Direction: Copy the listing verbatim, excluding any images found in it.

____________________

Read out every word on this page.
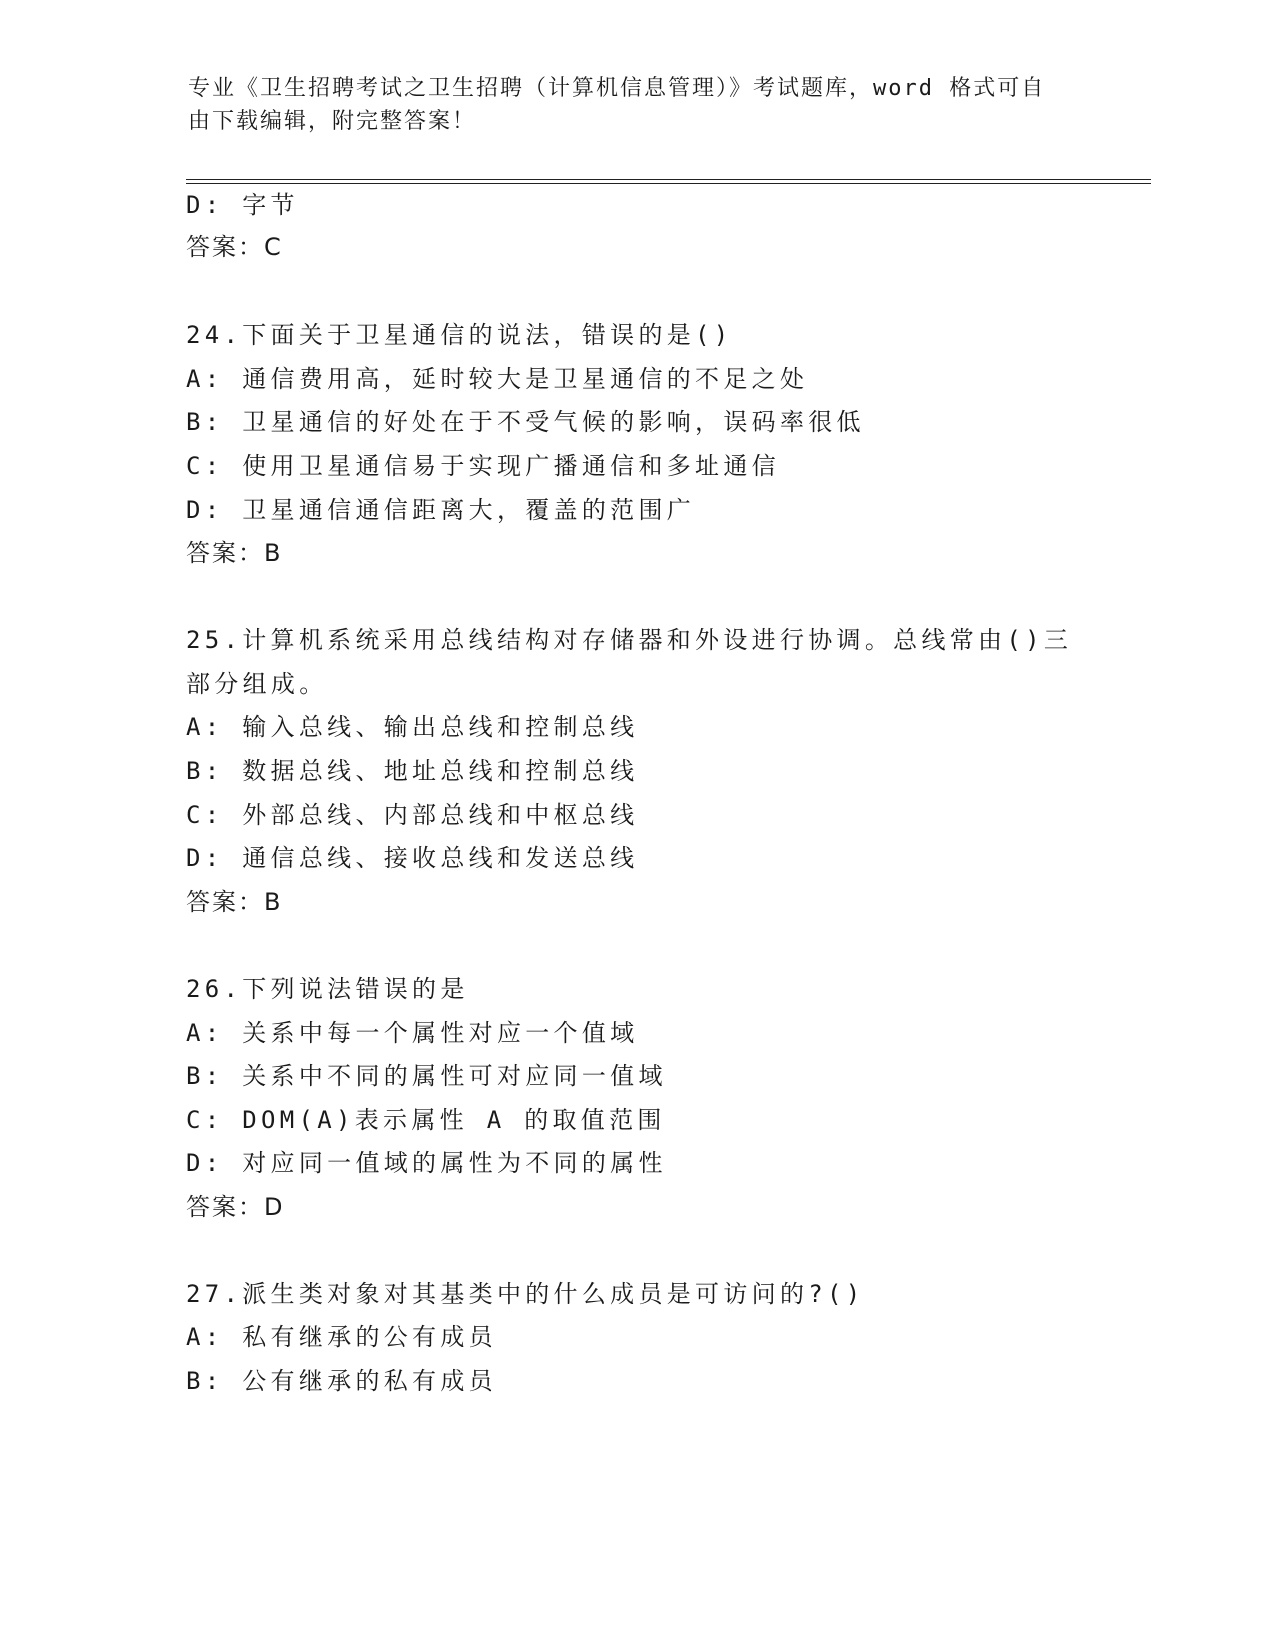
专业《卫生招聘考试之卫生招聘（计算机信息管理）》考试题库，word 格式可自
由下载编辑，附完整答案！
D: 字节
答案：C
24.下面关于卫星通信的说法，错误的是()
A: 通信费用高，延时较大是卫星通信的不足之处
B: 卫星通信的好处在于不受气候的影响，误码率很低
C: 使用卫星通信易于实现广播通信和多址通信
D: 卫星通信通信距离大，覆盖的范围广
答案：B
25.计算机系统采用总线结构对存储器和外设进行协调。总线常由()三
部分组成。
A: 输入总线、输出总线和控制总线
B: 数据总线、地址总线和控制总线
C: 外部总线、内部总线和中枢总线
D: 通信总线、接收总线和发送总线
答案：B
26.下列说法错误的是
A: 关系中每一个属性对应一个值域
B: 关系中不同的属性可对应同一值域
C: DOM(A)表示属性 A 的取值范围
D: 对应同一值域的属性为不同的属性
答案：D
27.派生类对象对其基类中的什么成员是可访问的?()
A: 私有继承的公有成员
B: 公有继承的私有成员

____________________

Reply to the exercise:
Read out every word on this page.
专业《卫生招聘考试之卫生招聘（计算机信息管理）》考试题库，word 格式可自
由下载编辑，附完整答案！
D: 字节
答案：C
24.下面关于卫星通信的说法，错误的是()
A: 通信费用高，延时较大是卫星通信的不足之处
B: 卫星通信的好处在于不受气候的影响，误码率很低
C: 使用卫星通信易于实现广播通信和多址通信
D: 卫星通信通信距离大，覆盖的范围广
答案：B
25.计算机系统采用总线结构对存储器和外设进行协调。总线常由()三
部分组成。
A: 输入总线、输出总线和控制总线
B: 数据总线、地址总线和控制总线
C: 外部总线、内部总线和中枢总线
D: 通信总线、接收总线和发送总线
答案：B
26.下列说法错误的是
A: 关系中每一个属性对应一个值域
B: 关系中不同的属性可对应同一值域
C: DOM(A)表示属性 A 的取值范围
D: 对应同一值域的属性为不同的属性
答案：D
27.派生类对象对其基类中的什么成员是可访问的?()
A: 私有继承的公有成员
B: 公有继承的私有成员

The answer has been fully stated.